Given entries:
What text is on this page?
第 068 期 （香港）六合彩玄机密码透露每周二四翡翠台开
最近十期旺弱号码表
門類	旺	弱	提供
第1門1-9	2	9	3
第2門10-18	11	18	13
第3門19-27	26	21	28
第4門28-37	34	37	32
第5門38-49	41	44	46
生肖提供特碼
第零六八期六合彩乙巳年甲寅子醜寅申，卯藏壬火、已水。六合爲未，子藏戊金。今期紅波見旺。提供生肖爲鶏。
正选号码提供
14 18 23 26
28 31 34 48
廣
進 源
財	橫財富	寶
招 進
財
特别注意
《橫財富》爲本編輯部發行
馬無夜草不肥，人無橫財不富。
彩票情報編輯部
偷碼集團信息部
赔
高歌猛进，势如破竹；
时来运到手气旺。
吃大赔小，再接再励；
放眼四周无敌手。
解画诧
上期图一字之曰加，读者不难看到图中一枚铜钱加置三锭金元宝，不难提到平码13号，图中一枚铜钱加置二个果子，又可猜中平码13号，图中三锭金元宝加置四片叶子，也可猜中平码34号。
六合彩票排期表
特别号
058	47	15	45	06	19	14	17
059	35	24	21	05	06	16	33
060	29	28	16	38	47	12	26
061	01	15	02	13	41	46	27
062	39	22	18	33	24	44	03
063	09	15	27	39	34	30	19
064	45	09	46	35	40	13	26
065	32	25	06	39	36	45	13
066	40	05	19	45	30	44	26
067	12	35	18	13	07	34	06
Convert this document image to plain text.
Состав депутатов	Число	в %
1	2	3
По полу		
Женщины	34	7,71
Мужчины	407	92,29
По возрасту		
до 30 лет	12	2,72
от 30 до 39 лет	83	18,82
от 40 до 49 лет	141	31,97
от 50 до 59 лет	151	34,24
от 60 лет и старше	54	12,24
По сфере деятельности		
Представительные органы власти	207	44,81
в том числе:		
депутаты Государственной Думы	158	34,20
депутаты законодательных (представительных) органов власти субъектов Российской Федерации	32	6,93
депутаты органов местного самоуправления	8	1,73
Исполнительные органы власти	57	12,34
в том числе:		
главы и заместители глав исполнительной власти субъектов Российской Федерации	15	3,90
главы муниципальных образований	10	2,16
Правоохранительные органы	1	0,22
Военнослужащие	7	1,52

Your objective:
The listing above must be transcribed exactly, line by line.

Answer to the problem:
What text is on this page?
第 068 期 （香港）六合彩玄机密码透露每周二四翡翠台开
最近十期旺弱号码表
門類	旺	弱	提供
第1門1-9	2	9	3
第2門10-18	11	18	13
第3門19-27	26	21	28
第4門28-37	34	37	32
第5門38-49	41	44	46
生肖提供特碼
第零六八期六合彩乙巳年甲寅子醜寅申，卯藏壬火、已水。六合爲未，子藏戊金。今期紅波見旺。提供生肖爲鶏。
正选号码提供
14 18 23 26
28 31 34 48
廣
進 源
財	橫財富	寶
招 進
財
特别注意
《橫財富》爲本編輯部發行
馬無夜草不肥，人無橫財不富。
彩票情報編輯部
偷碼集團信息部
赔
高歌猛进，势如破竹；
时来运到手气旺。
吃大赔小，再接再励；
放眼四周无敌手。
解画诧
上期图一字之曰加，读者不难看到图中一枚铜钱加置三锭金元宝，不难提到平码13号，图中一枚铜钱加置二个果子，又可猜中平码13号，图中三锭金元宝加置四片叶子，也可猜中平码34号。
六合彩票排期表
特别号
058	47	15	45	06	19	14	17
059	35	24	21	05	06	16	33
060	29	28	16	38	47	12	26
061	01	15	02	13	41	46	27
062	39	22	18	33	24	44	03
063	09	15	27	39	34	30	19
064	45	09	46	35	40	13	26
065	32	25	06	39	36	45	13
066	40	05	19	45	30	44	26
067	12	35	18	13	07	34	06
Convert this document image to plain text.
Состав депутатов	Число	в %
1	2	3
По полу		
Женщины	34	7,71
Мужчины	407	92,29
По возрасту		
до 30 лет	12	2,72
от 30 до 39 лет	83	18,82
от 40 до 49 лет	141	31,97
от 50 до 59 лет	151	34,24
от 60 лет и старше	54	12,24
По сфере деятельности		
Представительные органы власти	207	44,81
в том числе:		
депутаты Государственной Думы	158	34,20
депутаты законодательных (представительных) органов власти субъектов Российской Федерации	32	6,93
депутаты органов местного самоуправления	8	1,73
Исполнительные органы власти	57	12,34
в том числе:		
главы и заместители глав исполнительной власти субъектов Российской Федерации	15	3,90
главы муниципальных образований	10	2,16
Правоохранительные органы	1	0,22
Военнослужащие	7	1,52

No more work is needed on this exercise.